= GOAL =
Pull every line that holds the word "surface" from the entries.

= INPUT ROWS =
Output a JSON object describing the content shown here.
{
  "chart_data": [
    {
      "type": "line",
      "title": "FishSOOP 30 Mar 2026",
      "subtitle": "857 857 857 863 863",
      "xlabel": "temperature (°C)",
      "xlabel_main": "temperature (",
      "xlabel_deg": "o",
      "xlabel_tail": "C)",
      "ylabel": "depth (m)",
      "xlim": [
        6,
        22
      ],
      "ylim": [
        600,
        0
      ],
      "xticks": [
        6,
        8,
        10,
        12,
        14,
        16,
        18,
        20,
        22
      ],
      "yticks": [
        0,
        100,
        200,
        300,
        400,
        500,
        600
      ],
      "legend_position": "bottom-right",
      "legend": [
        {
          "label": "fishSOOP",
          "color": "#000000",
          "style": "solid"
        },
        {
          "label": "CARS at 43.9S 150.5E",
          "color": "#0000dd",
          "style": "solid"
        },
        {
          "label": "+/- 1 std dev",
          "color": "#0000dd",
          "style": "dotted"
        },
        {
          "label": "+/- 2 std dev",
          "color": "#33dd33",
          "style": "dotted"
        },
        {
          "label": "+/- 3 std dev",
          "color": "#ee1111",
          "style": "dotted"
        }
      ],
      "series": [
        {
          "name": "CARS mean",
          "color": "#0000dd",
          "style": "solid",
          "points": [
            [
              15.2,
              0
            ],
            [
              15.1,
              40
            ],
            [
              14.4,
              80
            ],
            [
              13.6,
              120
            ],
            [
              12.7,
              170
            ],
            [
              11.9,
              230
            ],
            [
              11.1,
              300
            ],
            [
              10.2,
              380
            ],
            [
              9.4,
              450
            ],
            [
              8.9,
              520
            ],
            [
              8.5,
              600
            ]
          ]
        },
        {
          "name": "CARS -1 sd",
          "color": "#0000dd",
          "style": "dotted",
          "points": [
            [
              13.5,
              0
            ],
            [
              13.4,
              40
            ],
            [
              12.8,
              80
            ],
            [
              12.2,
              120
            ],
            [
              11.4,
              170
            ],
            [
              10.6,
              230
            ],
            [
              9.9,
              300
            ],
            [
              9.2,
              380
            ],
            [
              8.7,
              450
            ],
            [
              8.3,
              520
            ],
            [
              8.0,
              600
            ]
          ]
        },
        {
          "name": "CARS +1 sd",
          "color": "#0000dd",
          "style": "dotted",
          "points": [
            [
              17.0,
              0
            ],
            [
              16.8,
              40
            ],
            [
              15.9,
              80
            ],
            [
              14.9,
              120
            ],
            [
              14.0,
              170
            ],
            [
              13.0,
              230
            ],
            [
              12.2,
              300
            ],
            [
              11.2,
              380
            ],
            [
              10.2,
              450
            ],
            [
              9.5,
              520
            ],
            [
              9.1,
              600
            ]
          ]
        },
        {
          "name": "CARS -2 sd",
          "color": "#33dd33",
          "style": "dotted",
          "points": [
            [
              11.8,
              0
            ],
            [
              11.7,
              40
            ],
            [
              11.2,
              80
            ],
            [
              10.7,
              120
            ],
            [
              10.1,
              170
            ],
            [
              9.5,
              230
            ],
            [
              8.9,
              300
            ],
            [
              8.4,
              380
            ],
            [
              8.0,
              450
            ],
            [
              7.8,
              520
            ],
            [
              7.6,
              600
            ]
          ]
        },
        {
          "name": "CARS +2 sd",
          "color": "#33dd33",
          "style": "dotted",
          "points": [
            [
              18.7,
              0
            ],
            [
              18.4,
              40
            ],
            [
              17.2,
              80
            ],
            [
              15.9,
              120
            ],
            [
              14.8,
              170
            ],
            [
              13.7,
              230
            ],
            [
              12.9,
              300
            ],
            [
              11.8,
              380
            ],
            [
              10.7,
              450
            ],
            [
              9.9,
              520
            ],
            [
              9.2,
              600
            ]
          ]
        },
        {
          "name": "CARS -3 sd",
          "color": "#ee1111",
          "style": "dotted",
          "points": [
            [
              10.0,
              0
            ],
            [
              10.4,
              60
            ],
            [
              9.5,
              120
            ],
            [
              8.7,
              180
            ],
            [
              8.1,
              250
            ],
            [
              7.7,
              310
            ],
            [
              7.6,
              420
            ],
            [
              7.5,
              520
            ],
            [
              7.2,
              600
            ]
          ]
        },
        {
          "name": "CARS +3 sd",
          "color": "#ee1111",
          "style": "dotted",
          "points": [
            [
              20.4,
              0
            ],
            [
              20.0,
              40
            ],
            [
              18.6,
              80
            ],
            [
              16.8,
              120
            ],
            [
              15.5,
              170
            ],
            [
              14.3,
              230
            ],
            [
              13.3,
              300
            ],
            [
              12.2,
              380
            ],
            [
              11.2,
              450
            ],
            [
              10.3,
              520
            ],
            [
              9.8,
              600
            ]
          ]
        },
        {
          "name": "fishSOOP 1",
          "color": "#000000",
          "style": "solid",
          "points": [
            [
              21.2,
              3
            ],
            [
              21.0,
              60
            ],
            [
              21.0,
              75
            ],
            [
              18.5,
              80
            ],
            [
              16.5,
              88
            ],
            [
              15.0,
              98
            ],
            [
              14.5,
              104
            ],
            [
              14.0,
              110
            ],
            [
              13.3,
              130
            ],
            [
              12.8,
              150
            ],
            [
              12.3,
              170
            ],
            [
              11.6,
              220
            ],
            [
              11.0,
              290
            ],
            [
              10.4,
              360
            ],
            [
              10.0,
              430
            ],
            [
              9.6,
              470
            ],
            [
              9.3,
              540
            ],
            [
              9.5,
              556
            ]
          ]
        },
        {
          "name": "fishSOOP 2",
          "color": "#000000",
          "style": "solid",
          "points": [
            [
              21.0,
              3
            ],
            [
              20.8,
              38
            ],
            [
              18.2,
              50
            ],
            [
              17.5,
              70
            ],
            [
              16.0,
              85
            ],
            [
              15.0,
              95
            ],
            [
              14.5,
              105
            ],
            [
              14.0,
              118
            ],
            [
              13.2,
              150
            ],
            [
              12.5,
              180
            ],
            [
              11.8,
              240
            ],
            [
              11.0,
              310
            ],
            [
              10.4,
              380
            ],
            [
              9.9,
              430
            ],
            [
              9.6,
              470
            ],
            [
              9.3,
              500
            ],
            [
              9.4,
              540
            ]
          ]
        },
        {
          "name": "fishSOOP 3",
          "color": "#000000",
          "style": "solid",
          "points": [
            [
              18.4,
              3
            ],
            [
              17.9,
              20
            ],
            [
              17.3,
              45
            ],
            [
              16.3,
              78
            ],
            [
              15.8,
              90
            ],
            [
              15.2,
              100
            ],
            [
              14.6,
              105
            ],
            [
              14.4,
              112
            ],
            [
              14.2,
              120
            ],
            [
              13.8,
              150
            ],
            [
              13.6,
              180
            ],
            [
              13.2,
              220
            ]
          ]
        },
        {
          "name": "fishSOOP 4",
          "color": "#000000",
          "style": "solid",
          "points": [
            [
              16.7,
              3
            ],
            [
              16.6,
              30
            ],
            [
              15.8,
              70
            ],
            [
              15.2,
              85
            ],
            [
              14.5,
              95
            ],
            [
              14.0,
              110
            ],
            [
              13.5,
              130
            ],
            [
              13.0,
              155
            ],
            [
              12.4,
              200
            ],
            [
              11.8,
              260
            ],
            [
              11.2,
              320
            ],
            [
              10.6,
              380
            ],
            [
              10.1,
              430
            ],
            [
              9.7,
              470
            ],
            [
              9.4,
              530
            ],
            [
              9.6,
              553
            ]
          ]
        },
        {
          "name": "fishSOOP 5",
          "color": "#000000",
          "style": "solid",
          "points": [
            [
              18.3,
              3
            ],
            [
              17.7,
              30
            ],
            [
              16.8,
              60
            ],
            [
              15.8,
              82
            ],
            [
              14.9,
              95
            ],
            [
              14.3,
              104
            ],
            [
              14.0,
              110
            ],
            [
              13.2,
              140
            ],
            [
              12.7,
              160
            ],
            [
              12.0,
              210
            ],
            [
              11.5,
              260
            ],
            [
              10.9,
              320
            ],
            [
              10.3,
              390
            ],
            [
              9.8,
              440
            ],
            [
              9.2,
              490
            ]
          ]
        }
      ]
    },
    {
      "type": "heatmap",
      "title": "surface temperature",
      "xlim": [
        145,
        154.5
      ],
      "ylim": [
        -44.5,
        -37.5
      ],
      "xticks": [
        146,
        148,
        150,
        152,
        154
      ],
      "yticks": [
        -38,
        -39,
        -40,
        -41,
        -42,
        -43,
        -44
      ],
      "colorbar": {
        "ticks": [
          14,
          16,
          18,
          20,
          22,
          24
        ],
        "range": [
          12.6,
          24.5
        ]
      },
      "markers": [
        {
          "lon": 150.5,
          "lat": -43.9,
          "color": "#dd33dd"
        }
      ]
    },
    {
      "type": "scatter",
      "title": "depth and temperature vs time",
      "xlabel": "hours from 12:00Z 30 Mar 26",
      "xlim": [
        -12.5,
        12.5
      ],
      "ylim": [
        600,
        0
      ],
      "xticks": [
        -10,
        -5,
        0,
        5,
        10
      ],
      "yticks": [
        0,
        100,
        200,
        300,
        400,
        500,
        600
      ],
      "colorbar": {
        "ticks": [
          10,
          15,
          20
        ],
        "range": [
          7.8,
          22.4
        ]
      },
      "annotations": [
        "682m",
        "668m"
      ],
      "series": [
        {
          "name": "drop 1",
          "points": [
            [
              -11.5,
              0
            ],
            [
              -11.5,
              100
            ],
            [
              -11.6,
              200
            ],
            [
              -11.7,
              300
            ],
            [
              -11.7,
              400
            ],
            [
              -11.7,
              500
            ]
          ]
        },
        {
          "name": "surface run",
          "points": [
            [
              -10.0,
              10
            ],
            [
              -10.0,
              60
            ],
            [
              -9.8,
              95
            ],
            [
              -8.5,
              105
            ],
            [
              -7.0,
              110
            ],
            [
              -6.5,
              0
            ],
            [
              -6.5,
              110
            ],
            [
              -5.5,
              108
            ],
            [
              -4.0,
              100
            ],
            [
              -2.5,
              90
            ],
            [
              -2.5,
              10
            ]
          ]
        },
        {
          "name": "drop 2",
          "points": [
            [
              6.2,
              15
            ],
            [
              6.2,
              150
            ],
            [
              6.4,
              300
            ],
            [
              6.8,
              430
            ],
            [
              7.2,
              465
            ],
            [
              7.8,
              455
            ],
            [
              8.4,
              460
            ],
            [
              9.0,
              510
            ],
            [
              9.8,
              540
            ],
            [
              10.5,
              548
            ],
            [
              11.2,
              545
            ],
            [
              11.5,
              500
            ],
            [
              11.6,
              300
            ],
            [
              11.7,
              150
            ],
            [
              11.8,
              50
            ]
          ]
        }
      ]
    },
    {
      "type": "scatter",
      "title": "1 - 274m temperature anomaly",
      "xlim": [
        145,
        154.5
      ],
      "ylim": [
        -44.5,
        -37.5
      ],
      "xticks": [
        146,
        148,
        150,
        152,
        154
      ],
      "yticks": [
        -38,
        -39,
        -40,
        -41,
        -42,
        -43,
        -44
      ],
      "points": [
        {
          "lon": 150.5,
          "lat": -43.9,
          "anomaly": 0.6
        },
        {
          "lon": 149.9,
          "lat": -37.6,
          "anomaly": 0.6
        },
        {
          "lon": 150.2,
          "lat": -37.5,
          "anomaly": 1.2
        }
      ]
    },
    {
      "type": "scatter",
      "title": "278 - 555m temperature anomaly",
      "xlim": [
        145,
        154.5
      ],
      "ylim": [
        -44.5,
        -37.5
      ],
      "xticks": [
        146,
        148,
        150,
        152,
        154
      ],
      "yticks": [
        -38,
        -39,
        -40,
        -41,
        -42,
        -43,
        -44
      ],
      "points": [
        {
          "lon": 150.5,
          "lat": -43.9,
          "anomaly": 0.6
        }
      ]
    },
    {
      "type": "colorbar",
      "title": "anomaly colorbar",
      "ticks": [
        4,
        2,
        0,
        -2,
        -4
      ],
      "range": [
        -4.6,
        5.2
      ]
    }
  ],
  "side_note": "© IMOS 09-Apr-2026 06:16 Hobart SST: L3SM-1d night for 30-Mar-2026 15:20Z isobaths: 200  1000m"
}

= RESPONSE TO THIS EXERCISE =
      "title": "surface temperature",
          "name": "surface run",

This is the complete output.